Written exercise:
Pick every line with "County" from the material below.

Saved entries:

....

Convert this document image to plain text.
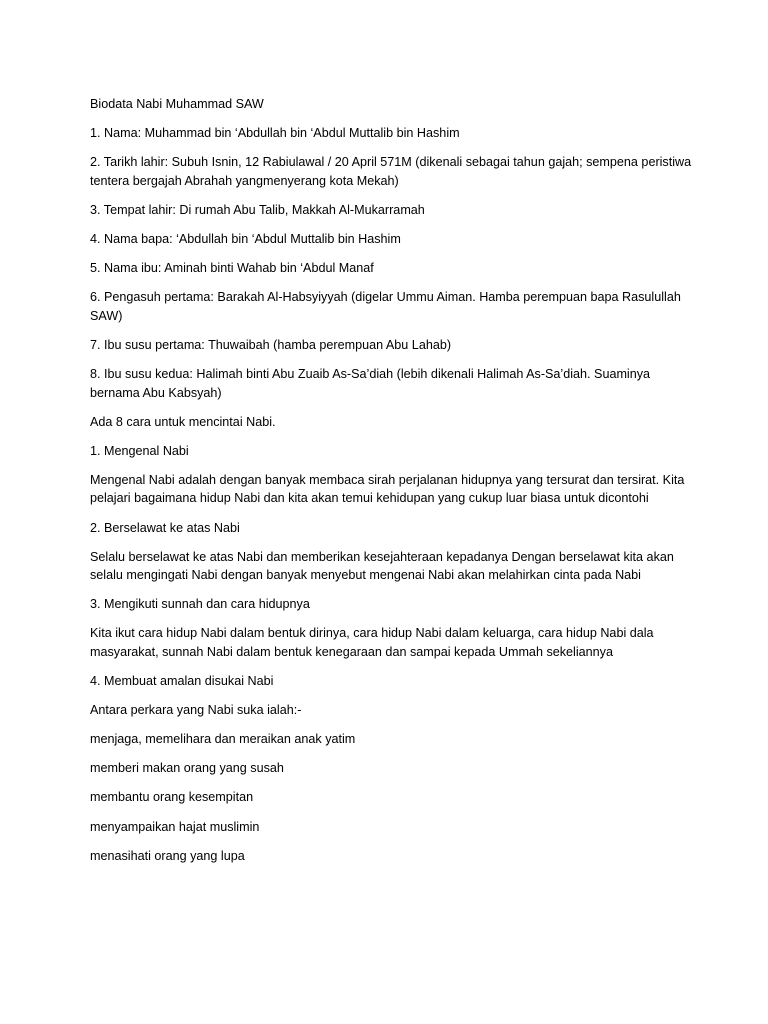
Biodata Nabi Muhammad SAW

1. Nama: Muhammad bin ‘Abdullah bin ‘Abdul Muttalib bin Hashim

2. Tarikh lahir: Subuh Isnin, 12 Rabiulawal / 20 April 571M (dikenali sebagai tahun gajah; sempena peristiwa tentera bergajah Abrahah yangmenyerang kota Mekah)

3. Tempat lahir: Di rumah Abu Talib, Makkah Al-Mukarramah

4. Nama bapa: ‘Abdullah bin ‘Abdul Muttalib bin Hashim

5. Nama ibu: Aminah binti Wahab bin ‘Abdul Manaf

6. Pengasuh pertama: Barakah Al-Habsyiyyah (digelar Ummu Aiman. Hamba perempuan bapa Rasulullah SAW)

7. Ibu susu pertama: Thuwaibah (hamba perempuan Abu Lahab)

8. Ibu susu kedua: Halimah binti Abu Zuaib As-Sa’diah (lebih dikenali Halimah As-Sa’diah. Suaminya bernama Abu Kabsyah)

Ada 8 cara untuk mencintai Nabi.

1. Mengenal Nabi

Mengenal Nabi adalah dengan banyak membaca sirah perjalanan hidupnya yang tersurat dan tersirat. Kita pelajari bagaimana hidup Nabi dan kita akan temui kehidupan yang cukup luar biasa untuk dicontohi

2. Berselawat ke atas Nabi

Selalu berselawat ke atas Nabi dan memberikan kesejahteraan kepadanya Dengan berselawat kita akan selalu mengingati Nabi dengan banyak menyebut mengenai Nabi akan melahirkan cinta pada Nabi

3. Mengikuti sunnah dan cara hidupnya

Kita ikut cara hidup Nabi dalam bentuk dirinya, cara hidup Nabi dalam keluarga, cara hidup Nabi dala masyarakat, sunnah Nabi dalam bentuk kenegaraan dan sampai kepada Ummah sekeliannya

4. Membuat amalan disukai Nabi

Antara perkara yang Nabi suka ialah:-

menjaga, memelihara dan meraikan anak yatim

memberi makan orang yang susah

membantu orang kesempitan

menyampaikan hajat muslimin

menasihati orang yang lupa
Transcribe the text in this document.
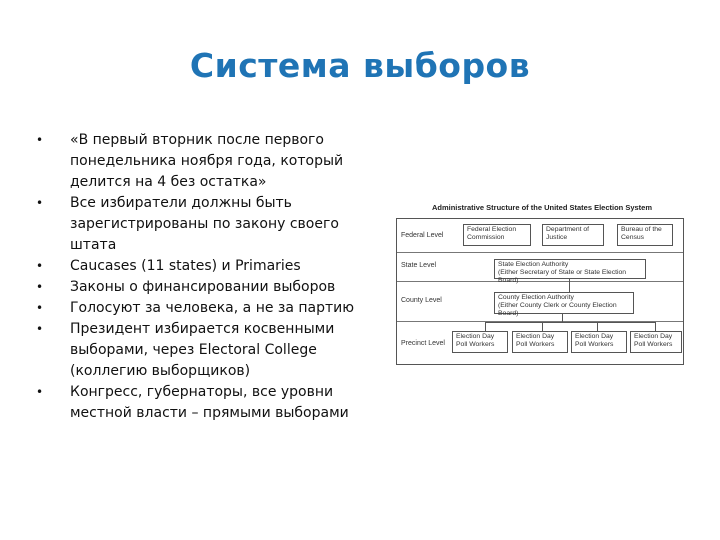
Система выборов
• «В первый вторник после первого понедельника ноября года, который делится на 4 без остатка»
• Все избиратели должны быть зарегистрированы по закону своего штата
• Caucases (11 states) и Primaries
• Законы о финансировании выборов
• Голосуют за человека, а не за партию
• Президент избирается косвенными выборами, через Electoral College (коллегию выборщиков)
• Конгресс, губернаторы, все уровни местной власти – прямыми выборами
Administrative Structure of the United States Election System
Federal Level
State Level
County Level
Precinct Level
Federal Election Commission
Department of Justice
Bureau of the Census
State Election Authority
(Either Secretary of State or State Election Board)
County Election Authority
(Either County Clerk or County Election Board)
Election Day Poll Workers
Election Day Poll Workers
Election Day Poll Workers
Election Day Poll Workers
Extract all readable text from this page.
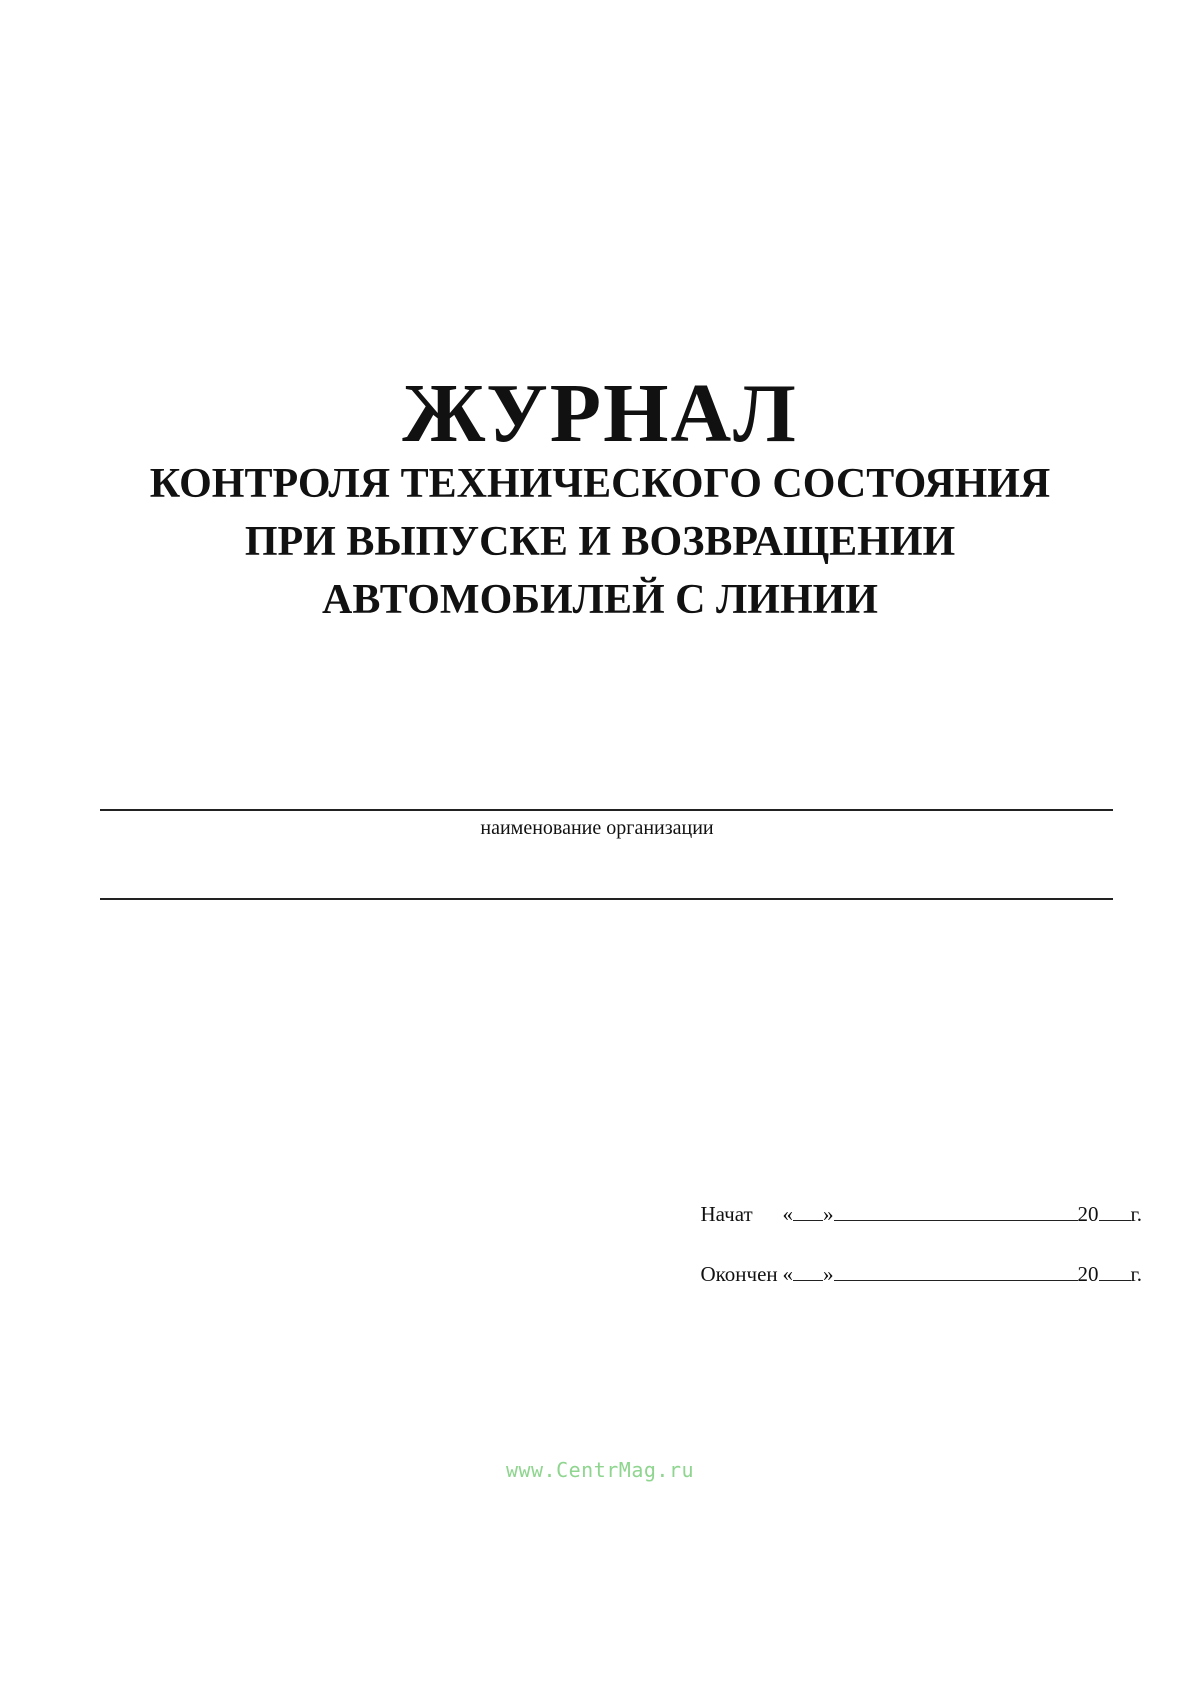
ЖУРНАЛ

КОНТРОЛЯ ТЕХНИЧЕСКОГО СОСТОЯНИЯ

ПРИ ВЫПУСКЕ И ВОЗВРАЩЕНИИ

АВТОМОБИЛЕЙ С ЛИНИИ

наименование организации
Начат	« »	20 г.
Окончен « »	20 г.
www.CentrMag.ru
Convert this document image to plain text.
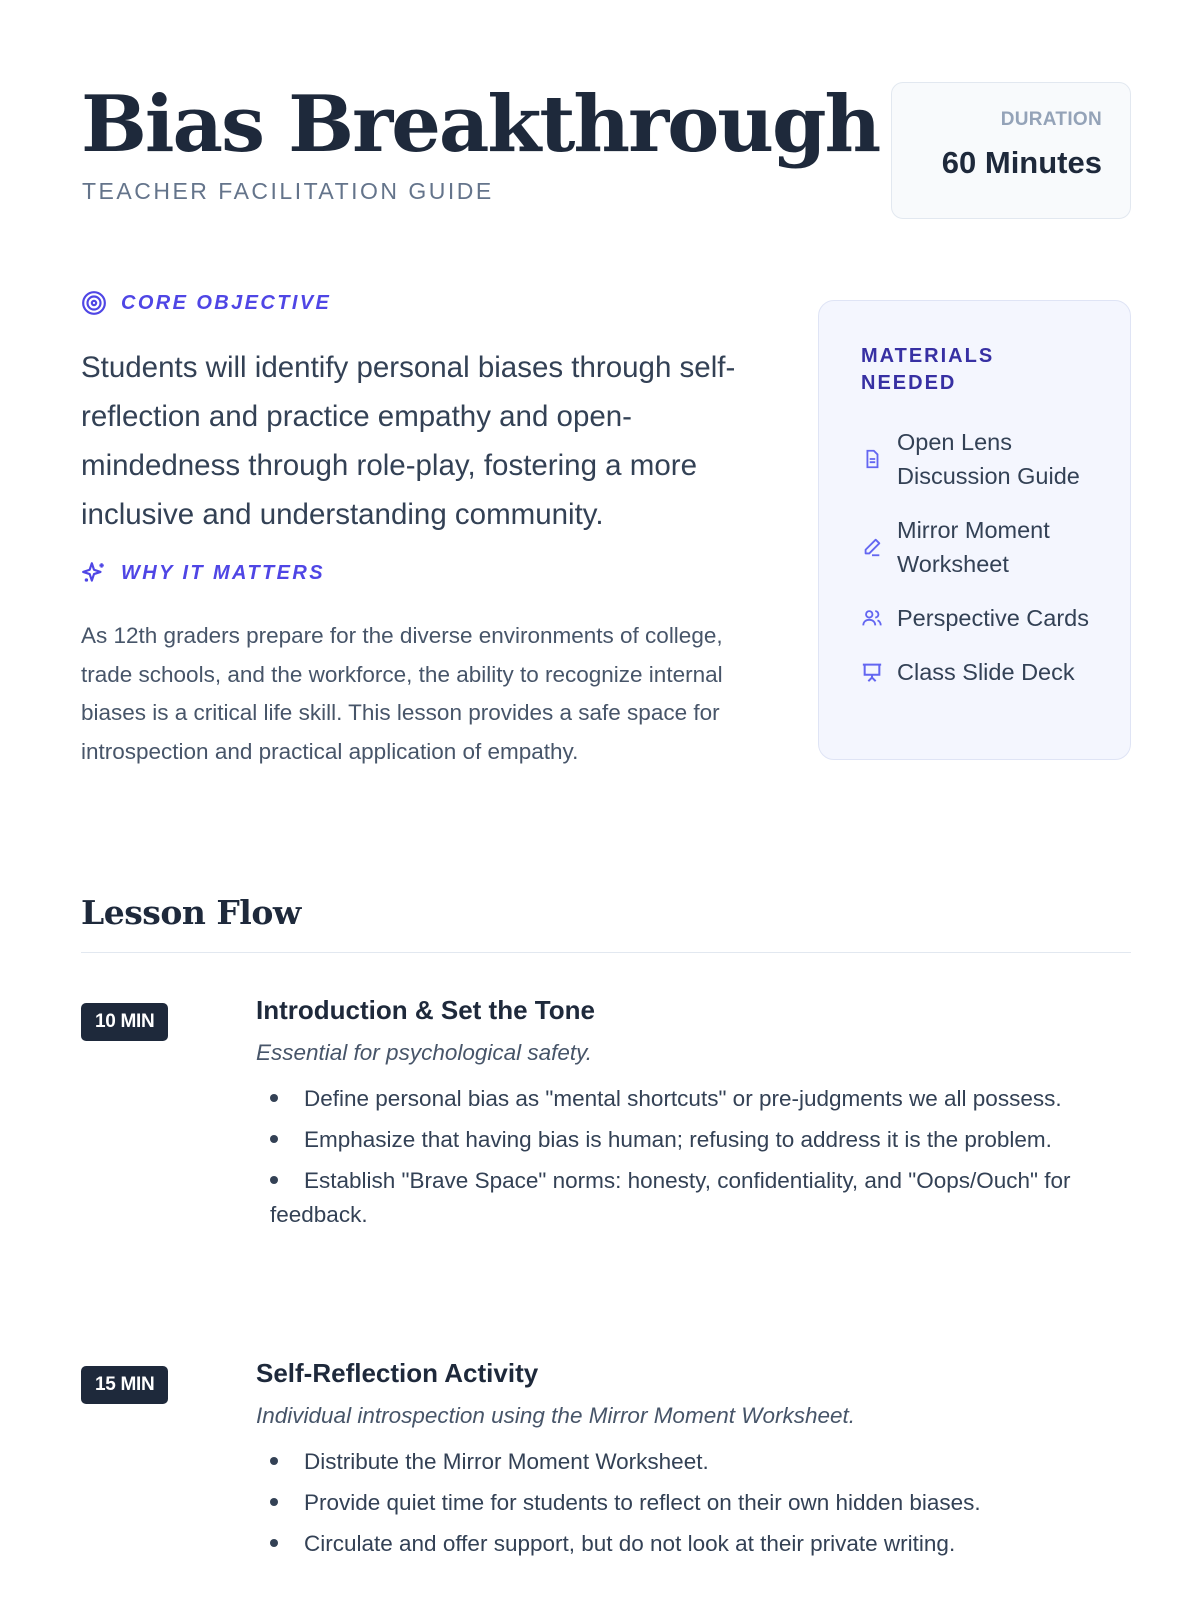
Bias Breakthrough
TEACHER FACILITATION GUIDE
DURATION
60 Minutes
CORE OBJECTIVE

Students will identify personal biases through self-reflection and practice empathy and open-mindedness through role-play, fostering a more inclusive and understanding community.

WHY IT MATTERS

As 12th graders prepare for the diverse environments of college, trade schools, and the workforce, the ability to recognize internal biases is a critical life skill. This lesson provides a safe space for introspection and practical application of empathy.

MATERIALS NEEDED
Open Lens Discussion Guide
Mirror Moment Worksheet
Perspective Cards
Class Slide Deck
Lesson Flow
10 MIN	Introduction & Set the Tone
Essential for psychological safety.
Define personal bias as "mental shortcuts" or pre-judgments we all possess.
Emphasize that having bias is human; refusing to address it is the problem.
Establish "Brave Space" norms: honesty, confidentiality, and "Oops/Ouch" for feedback.
15 MIN	Self-Reflection Activity
Individual introspection using the Mirror Moment Worksheet.
Distribute the Mirror Moment Worksheet.
Provide quiet time for students to reflect on their own hidden biases.
Circulate and offer support, but do not look at their private writing.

....

Solution:
County Level
County Election Authority
(Either County Clerk or County Election Board)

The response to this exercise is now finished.